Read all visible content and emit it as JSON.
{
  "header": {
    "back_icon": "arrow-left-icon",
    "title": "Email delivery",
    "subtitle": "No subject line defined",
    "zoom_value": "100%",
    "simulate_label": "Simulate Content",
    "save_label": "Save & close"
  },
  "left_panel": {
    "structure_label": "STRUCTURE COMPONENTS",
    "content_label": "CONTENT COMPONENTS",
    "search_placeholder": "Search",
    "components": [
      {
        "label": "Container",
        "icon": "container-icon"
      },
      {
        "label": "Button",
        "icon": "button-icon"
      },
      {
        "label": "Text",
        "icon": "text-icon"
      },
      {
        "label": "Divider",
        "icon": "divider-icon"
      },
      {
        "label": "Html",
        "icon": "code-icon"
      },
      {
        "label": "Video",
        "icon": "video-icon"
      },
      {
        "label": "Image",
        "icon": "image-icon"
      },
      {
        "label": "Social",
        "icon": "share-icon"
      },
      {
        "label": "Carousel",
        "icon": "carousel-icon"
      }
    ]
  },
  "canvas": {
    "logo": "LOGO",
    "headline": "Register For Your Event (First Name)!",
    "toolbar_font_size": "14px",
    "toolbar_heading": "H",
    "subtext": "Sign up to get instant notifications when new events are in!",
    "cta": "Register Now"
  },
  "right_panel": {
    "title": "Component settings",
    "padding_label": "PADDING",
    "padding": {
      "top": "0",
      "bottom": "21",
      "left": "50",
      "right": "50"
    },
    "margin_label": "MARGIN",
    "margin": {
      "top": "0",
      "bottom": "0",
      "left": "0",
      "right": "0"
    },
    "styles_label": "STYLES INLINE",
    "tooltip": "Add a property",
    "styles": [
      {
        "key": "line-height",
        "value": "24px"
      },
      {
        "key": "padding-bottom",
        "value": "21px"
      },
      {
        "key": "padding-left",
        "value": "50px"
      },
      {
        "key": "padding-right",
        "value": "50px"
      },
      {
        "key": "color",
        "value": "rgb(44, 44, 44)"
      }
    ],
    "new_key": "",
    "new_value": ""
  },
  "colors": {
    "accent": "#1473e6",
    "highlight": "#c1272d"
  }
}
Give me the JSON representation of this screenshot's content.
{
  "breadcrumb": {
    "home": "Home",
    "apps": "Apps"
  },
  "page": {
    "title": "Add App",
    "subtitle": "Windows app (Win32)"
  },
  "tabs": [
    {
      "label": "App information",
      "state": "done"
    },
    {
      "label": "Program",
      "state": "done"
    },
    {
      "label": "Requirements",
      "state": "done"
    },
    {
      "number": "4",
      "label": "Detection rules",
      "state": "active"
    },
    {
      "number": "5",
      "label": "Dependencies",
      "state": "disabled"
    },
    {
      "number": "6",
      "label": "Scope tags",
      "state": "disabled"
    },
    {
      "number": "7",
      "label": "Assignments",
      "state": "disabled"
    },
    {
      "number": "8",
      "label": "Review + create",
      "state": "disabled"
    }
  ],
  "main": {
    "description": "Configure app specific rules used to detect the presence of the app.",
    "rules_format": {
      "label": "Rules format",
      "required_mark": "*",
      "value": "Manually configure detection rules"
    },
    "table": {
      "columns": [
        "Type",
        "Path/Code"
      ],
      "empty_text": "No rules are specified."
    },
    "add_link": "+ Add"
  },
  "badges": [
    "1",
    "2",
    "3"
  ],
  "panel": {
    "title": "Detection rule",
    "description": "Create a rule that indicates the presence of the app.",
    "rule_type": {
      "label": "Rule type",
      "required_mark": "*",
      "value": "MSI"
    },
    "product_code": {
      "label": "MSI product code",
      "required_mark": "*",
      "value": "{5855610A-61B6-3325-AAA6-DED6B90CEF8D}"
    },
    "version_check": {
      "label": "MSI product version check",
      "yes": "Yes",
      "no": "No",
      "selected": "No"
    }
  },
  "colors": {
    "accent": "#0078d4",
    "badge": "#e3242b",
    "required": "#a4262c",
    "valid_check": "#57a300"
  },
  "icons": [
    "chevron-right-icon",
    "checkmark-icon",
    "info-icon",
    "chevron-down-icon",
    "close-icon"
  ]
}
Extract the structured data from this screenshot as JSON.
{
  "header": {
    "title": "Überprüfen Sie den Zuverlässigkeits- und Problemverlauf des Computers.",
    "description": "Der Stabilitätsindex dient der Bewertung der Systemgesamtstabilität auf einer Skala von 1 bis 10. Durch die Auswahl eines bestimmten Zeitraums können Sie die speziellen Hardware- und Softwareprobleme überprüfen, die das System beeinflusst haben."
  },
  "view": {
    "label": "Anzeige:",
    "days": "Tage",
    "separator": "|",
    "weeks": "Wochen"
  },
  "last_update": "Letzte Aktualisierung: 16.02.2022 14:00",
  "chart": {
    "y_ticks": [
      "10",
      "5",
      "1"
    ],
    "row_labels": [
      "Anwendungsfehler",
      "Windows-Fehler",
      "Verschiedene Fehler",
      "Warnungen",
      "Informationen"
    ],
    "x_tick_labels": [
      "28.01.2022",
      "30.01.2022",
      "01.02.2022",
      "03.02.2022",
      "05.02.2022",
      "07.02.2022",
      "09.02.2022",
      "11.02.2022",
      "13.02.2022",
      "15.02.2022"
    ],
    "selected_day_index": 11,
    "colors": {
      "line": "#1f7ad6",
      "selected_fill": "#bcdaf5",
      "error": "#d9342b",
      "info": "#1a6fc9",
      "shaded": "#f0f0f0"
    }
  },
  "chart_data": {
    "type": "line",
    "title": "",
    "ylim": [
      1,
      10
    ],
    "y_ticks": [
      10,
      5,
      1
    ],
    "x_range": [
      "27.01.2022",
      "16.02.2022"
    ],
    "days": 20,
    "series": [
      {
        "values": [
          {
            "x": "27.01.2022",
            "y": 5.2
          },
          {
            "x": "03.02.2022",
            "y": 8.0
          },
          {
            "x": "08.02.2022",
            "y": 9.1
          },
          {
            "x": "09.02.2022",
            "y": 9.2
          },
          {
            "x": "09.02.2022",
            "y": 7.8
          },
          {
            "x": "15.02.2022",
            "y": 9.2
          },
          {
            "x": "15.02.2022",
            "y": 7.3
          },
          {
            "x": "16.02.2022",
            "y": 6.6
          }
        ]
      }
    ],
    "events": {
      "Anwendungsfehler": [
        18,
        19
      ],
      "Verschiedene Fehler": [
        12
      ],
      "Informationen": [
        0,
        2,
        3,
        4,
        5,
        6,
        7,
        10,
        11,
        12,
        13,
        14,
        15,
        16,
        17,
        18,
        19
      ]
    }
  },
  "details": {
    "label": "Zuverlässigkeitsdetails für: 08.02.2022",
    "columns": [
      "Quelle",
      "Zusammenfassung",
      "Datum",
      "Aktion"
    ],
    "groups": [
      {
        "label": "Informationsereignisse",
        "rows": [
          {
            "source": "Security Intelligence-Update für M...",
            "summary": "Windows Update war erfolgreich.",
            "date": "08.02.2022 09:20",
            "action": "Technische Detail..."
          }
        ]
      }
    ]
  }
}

----------

→ **WHAT THIS TASK INVOLVES**:
Word for word, write out all of the data above.

→ **EXERCISE ANSWER**:
Read all visible content and emit it as JSON.
{
  "header": {
    "back_icon": "arrow-left-icon",
    "title": "Email delivery",
    "subtitle": "No subject line defined",
    "zoom_value": "100%",
    "simulate_label": "Simulate Content",
    "save_label": "Save & close"
  },
  "left_panel": {
    "structure_label": "STRUCTURE COMPONENTS",
    "content_label": "CONTENT COMPONENTS",
    "search_placeholder": "Search",
    "components": [
      {
        "label": "Container",
        "icon": "container-icon"
      },
      {
        "label": "Button",
        "icon": "button-icon"
      },
      {
        "label": "Text",
        "icon": "text-icon"
      },
      {
        "label": "Divider",
        "icon": "divider-icon"
      },
      {
        "label": "Html",
        "icon": "code-icon"
      },
      {
        "label": "Video",
        "icon": "video-icon"
      },
      {
        "label": "Image",
        "icon": "image-icon"
      },
      {
        "label": "Social",
        "icon": "share-icon"
      },
      {
        "label": "Carousel",
        "icon": "carousel-icon"
      }
    ]
  },
  "canvas": {
    "logo": "LOGO",
    "headline": "Register For Your Event (First Name)!",
    "toolbar_font_size": "14px",
    "toolbar_heading": "H",
    "subtext": "Sign up to get instant notifications when new events are in!",
    "cta": "Register Now"
  },
  "right_panel": {
    "title": "Component settings",
    "padding_label": "PADDING",
    "padding": {
      "top": "0",
      "bottom": "21",
      "left": "50",
      "right": "50"
    },
    "margin_label": "MARGIN",
    "margin": {
      "top": "0",
      "bottom": "0",
      "left": "0",
      "right": "0"
    },
    "styles_label": "STYLES INLINE",
    "tooltip": "Add a property",
    "styles": [
      {
        "key": "line-height",
        "value": "24px"
      },
      {
        "key": "padding-bottom",
        "value": "21px"
      },
      {
        "key": "padding-left",
        "value": "50px"
      },
      {
        "key": "padding-right",
        "value": "50px"
      },
      {
        "key": "color",
        "value": "rgb(44, 44, 44)"
      }
    ],
    "new_key": "",
    "new_value": ""
  },
  "colors": {
    "accent": "#1473e6",
    "highlight": "#c1272d"
  }
}
Give me the JSON representation of this screenshot's content.
{
  "breadcrumb": {
    "home": "Home",
    "apps": "Apps"
  },
  "page": {
    "title": "Add App",
    "subtitle": "Windows app (Win32)"
  },
  "tabs": [
    {
      "label": "App information",
      "state": "done"
    },
    {
      "label": "Program",
      "state": "done"
    },
    {
      "label": "Requirements",
      "state": "done"
    },
    {
      "number": "4",
      "label": "Detection rules",
      "state": "active"
    },
    {
      "number": "5",
      "label": "Dependencies",
      "state": "disabled"
    },
    {
      "number": "6",
      "label": "Scope tags",
      "state": "disabled"
    },
    {
      "number": "7",
      "label": "Assignments",
      "state": "disabled"
    },
    {
      "number": "8",
      "label": "Review + create",
      "state": "disabled"
    }
  ],
  "main": {
    "description": "Configure app specific rules used to detect the presence of the app.",
    "rules_format": {
      "label": "Rules format",
      "required_mark": "*",
      "value": "Manually configure detection rules"
    },
    "table": {
      "columns": [
        "Type",
        "Path/Code"
      ],
      "empty_text": "No rules are specified."
    },
    "add_link": "+ Add"
  },
  "badges": [
    "1",
    "2",
    "3"
  ],
  "panel": {
    "title": "Detection rule",
    "description": "Create a rule that indicates the presence of the app.",
    "rule_type": {
      "label": "Rule type",
      "required_mark": "*",
      "value": "MSI"
    },
    "product_code": {
      "label": "MSI product code",
      "required_mark": "*",
      "value": "{5855610A-61B6-3325-AAA6-DED6B90CEF8D}"
    },
    "version_check": {
      "label": "MSI product version check",
      "yes": "Yes",
      "no": "No",
      "selected": "No"
    }
  },
  "colors": {
    "accent": "#0078d4",
    "badge": "#e3242b",
    "required": "#a4262c",
    "valid_check": "#57a300"
  },
  "icons": [
    "chevron-right-icon",
    "checkmark-icon",
    "info-icon",
    "chevron-down-icon",
    "close-icon"
  ]
}
Extract the structured data from this screenshot as JSON.
{
  "header": {
    "title": "Überprüfen Sie den Zuverlässigkeits- und Problemverlauf des Computers.",
    "description": "Der Stabilitätsindex dient der Bewertung der Systemgesamtstabilität auf einer Skala von 1 bis 10. Durch die Auswahl eines bestimmten Zeitraums können Sie die speziellen Hardware- und Softwareprobleme überprüfen, die das System beeinflusst haben."
  },
  "view": {
    "label": "Anzeige:",
    "days": "Tage",
    "separator": "|",
    "weeks": "Wochen"
  },
  "last_update": "Letzte Aktualisierung: 16.02.2022 14:00",
  "chart": {
    "y_ticks": [
      "10",
      "5",
      "1"
    ],
    "row_labels": [
      "Anwendungsfehler",
      "Windows-Fehler",
      "Verschiedene Fehler",
      "Warnungen",
      "Informationen"
    ],
    "x_tick_labels": [
      "28.01.2022",
      "30.01.2022",
      "01.02.2022",
      "03.02.2022",
      "05.02.2022",
      "07.02.2022",
      "09.02.2022",
      "11.02.2022",
      "13.02.2022",
      "15.02.2022"
    ],
    "selected_day_index": 11,
    "colors": {
      "line": "#1f7ad6",
      "selected_fill": "#bcdaf5",
      "error": "#d9342b",
      "info": "#1a6fc9",
      "shaded": "#f0f0f0"
    }
  },
  "chart_data": {
    "type": "line",
    "title": "",
    "ylim": [
      1,
      10
    ],
    "y_ticks": [
      10,
      5,
      1
    ],
    "x_range": [
      "27.01.2022",
      "16.02.2022"
    ],
    "days": 20,
    "series": [
      {
        "values": [
          {
            "x": "27.01.2022",
            "y": 5.2
          },
          {
            "x": "03.02.2022",
            "y": 8.0
          },
          {
            "x": "08.02.2022",
            "y": 9.1
          },
          {
            "x": "09.02.2022",
            "y": 9.2
          },
          {
            "x": "09.02.2022",
            "y": 7.8
          },
          {
            "x": "15.02.2022",
            "y": 9.2
          },
          {
            "x": "15.02.2022",
            "y": 7.3
          },
          {
            "x": "16.02.2022",
            "y": 6.6
          }
        ]
      }
    ],
    "events": {
      "Anwendungsfehler": [
        18,
        19
      ],
      "Verschiedene Fehler": [
        12
      ],
      "Informationen": [
        0,
        2,
        3,
        4,
        5,
        6,
        7,
        10,
        11,
        12,
        13,
        14,
        15,
        16,
        17,
        18,
        19
      ]
    }
  },
  "details": {
    "label": "Zuverlässigkeitsdetails für: 08.02.2022",
    "columns": [
      "Quelle",
      "Zusammenfassung",
      "Datum",
      "Aktion"
    ],
    "groups": [
      {
        "label": "Informationsereignisse",
        "rows": [
          {
            "source": "Security Intelligence-Update für M...",
            "summary": "Windows Update war erfolgreich.",
            "date": "08.02.2022 09:20",
            "action": "Technische Detail..."
          }
        ]
      }
    ]
  }
}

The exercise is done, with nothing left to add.